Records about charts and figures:
* Begin *

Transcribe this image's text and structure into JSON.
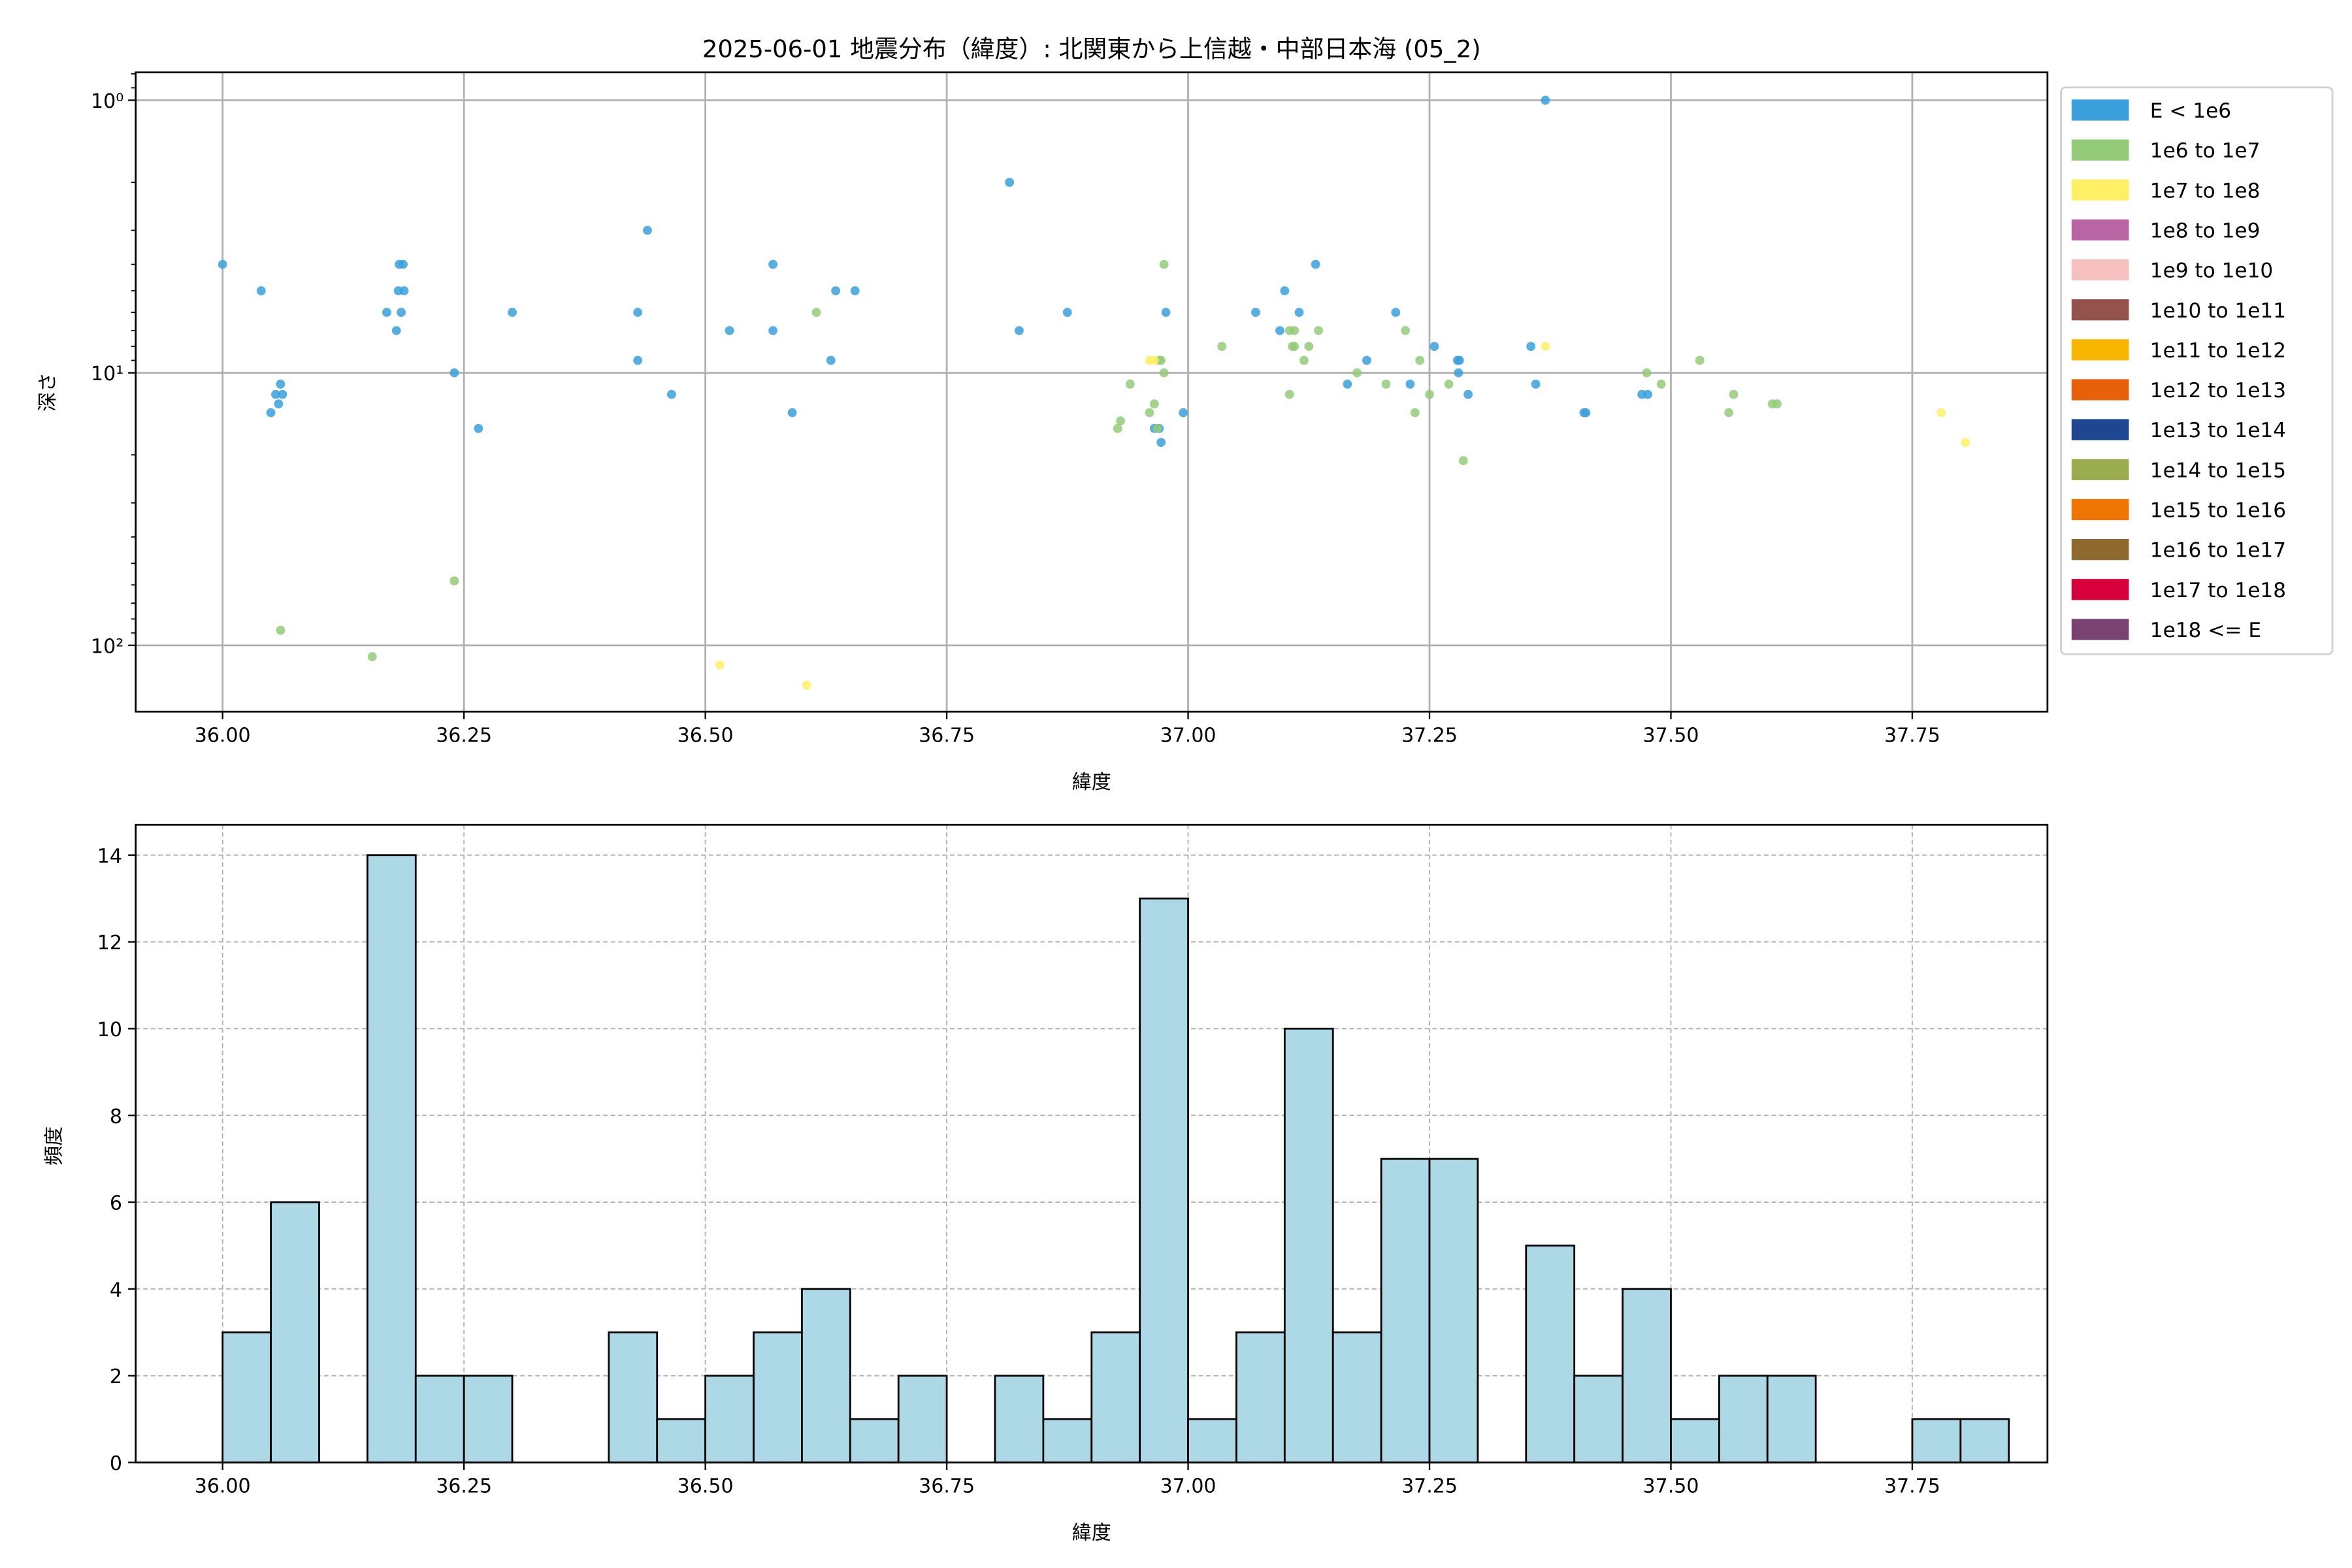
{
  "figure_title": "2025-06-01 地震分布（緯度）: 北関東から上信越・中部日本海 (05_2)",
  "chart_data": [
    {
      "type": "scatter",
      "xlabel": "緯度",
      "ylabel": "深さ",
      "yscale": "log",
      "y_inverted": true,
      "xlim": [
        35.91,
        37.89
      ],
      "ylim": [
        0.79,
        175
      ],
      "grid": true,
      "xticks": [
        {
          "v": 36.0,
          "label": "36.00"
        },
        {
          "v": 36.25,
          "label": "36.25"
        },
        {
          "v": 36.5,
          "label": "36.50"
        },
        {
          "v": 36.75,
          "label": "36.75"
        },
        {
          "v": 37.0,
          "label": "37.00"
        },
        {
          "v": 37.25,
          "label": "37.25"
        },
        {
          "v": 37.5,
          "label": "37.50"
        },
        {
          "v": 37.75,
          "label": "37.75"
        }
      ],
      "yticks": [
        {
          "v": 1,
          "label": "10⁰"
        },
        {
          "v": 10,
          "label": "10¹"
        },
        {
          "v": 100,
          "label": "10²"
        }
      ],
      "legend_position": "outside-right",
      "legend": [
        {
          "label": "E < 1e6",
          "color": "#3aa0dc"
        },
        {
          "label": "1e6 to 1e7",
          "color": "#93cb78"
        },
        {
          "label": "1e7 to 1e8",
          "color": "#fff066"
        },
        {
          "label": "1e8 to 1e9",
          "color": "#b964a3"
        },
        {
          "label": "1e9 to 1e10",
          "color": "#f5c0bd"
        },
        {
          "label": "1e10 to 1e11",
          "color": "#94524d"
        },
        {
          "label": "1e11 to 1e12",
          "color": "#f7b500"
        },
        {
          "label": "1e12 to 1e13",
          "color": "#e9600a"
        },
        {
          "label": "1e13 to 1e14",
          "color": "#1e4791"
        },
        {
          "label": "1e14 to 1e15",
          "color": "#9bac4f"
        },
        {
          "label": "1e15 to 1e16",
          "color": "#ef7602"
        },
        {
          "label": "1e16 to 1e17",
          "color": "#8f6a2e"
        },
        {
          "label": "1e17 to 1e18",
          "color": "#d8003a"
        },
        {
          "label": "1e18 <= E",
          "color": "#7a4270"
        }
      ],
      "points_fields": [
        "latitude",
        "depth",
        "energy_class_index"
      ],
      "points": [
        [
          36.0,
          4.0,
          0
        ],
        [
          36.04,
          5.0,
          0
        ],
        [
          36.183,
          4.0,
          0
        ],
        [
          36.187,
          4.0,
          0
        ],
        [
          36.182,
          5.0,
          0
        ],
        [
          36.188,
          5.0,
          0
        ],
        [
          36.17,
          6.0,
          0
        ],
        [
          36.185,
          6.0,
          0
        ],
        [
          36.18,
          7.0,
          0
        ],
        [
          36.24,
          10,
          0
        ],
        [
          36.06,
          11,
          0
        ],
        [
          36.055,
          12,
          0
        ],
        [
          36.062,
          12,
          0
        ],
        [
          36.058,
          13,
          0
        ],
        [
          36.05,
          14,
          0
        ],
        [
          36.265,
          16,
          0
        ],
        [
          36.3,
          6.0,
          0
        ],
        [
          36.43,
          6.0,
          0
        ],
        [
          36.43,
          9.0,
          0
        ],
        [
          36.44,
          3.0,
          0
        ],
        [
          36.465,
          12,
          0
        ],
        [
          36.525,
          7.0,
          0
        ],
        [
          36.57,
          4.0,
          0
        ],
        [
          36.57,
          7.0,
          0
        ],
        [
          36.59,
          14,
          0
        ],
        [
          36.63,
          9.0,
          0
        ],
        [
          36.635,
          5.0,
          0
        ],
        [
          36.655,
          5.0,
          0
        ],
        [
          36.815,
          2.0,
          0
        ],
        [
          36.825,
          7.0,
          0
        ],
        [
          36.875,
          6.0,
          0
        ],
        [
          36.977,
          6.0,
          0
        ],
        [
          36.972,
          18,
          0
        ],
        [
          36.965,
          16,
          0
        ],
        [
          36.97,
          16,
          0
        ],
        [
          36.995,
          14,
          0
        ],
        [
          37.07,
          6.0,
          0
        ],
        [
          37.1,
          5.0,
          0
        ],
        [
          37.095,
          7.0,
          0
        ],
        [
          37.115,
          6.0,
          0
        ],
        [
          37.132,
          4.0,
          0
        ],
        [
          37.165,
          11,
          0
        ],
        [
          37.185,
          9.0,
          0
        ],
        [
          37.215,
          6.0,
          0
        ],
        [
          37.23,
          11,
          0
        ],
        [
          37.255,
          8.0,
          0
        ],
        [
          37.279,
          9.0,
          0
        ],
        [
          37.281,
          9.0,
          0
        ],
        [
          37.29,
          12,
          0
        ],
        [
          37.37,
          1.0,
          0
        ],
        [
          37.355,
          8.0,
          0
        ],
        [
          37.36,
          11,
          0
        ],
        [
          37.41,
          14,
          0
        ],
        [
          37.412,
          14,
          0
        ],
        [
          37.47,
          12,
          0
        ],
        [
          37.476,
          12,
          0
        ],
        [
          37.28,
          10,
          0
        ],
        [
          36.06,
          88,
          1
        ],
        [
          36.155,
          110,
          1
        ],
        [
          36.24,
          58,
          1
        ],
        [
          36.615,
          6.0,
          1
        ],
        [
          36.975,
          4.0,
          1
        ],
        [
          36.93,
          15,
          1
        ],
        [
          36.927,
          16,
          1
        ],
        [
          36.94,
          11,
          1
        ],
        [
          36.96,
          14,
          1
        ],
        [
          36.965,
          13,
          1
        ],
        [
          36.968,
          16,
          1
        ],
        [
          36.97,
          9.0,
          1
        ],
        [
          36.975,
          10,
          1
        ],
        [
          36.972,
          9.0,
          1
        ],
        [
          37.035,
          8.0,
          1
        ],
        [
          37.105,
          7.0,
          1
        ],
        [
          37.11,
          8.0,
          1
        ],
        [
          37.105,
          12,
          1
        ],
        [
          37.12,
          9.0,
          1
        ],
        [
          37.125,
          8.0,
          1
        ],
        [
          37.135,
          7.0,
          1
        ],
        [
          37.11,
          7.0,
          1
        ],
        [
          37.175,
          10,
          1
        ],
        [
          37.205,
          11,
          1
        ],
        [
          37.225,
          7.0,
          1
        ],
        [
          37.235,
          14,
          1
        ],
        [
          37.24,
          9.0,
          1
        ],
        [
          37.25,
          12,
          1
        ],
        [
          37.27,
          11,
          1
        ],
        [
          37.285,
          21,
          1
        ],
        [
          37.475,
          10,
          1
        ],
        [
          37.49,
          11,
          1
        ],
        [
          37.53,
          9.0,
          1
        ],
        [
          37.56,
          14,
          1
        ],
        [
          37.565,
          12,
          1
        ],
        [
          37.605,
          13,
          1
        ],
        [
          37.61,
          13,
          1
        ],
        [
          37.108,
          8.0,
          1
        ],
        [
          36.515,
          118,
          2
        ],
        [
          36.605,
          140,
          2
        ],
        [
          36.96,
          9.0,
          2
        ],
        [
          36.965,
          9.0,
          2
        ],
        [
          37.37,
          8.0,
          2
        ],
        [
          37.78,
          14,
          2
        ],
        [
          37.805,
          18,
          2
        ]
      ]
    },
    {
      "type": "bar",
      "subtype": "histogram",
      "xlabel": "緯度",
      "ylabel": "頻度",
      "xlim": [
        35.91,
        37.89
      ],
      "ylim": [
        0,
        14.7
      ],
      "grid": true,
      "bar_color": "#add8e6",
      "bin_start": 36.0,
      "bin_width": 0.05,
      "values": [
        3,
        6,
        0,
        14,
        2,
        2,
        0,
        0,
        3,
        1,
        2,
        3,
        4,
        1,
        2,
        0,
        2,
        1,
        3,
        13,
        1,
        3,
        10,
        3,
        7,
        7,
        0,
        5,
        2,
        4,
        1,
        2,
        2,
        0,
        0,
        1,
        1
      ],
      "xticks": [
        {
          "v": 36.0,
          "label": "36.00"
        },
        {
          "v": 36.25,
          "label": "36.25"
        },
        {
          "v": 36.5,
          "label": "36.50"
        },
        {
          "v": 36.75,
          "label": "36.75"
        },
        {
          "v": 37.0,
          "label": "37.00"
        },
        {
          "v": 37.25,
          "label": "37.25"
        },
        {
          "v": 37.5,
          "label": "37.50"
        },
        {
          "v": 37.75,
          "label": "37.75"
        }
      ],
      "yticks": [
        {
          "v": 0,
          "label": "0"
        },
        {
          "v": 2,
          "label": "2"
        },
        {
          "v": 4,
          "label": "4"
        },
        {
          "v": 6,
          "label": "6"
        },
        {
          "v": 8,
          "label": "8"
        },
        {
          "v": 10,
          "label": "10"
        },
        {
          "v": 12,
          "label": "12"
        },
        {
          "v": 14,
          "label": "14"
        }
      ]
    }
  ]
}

* End *
* Begin *

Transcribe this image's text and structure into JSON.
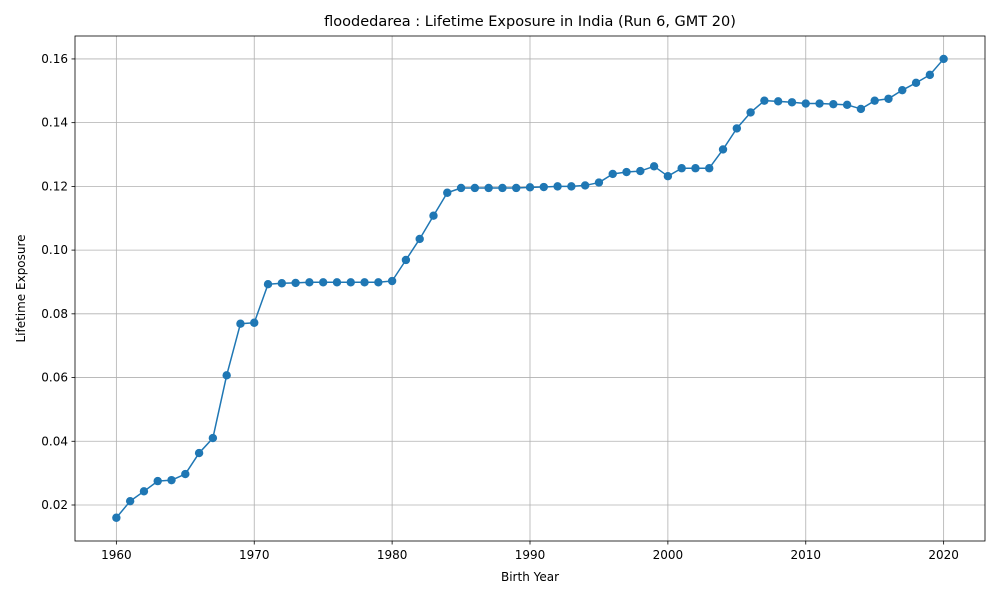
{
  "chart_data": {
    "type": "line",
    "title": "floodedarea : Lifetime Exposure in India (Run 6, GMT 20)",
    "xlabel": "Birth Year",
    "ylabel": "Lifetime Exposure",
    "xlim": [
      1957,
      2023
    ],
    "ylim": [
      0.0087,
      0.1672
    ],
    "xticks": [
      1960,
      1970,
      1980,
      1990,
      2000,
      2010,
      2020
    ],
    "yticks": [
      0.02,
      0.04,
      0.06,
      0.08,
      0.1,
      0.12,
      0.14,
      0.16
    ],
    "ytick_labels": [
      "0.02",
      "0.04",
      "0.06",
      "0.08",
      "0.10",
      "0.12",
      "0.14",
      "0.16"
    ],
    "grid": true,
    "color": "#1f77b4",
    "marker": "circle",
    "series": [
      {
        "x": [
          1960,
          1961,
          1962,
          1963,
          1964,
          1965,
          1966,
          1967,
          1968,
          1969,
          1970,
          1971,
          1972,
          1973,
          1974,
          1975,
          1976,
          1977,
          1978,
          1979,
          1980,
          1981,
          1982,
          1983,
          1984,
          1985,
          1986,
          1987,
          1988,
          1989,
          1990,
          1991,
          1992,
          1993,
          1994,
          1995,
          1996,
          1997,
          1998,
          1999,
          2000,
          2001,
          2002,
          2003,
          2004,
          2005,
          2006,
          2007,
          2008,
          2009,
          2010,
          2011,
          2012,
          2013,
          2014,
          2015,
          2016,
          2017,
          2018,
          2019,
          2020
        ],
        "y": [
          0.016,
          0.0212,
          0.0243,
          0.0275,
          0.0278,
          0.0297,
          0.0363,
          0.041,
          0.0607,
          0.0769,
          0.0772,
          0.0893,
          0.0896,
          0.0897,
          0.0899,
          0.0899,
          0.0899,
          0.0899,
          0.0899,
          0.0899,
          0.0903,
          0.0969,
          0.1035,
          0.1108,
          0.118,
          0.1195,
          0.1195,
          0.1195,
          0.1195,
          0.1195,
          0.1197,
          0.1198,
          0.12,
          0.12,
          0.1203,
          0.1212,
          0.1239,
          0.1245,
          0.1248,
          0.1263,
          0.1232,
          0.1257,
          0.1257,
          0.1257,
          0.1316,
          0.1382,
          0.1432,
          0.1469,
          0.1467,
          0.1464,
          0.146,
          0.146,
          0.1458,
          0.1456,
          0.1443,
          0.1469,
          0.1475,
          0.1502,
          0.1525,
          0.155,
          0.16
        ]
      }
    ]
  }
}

* End *

Stated task: Go through the listing above and work out how many lines contain the string "true". Reply with the number alone.

Right answer: 4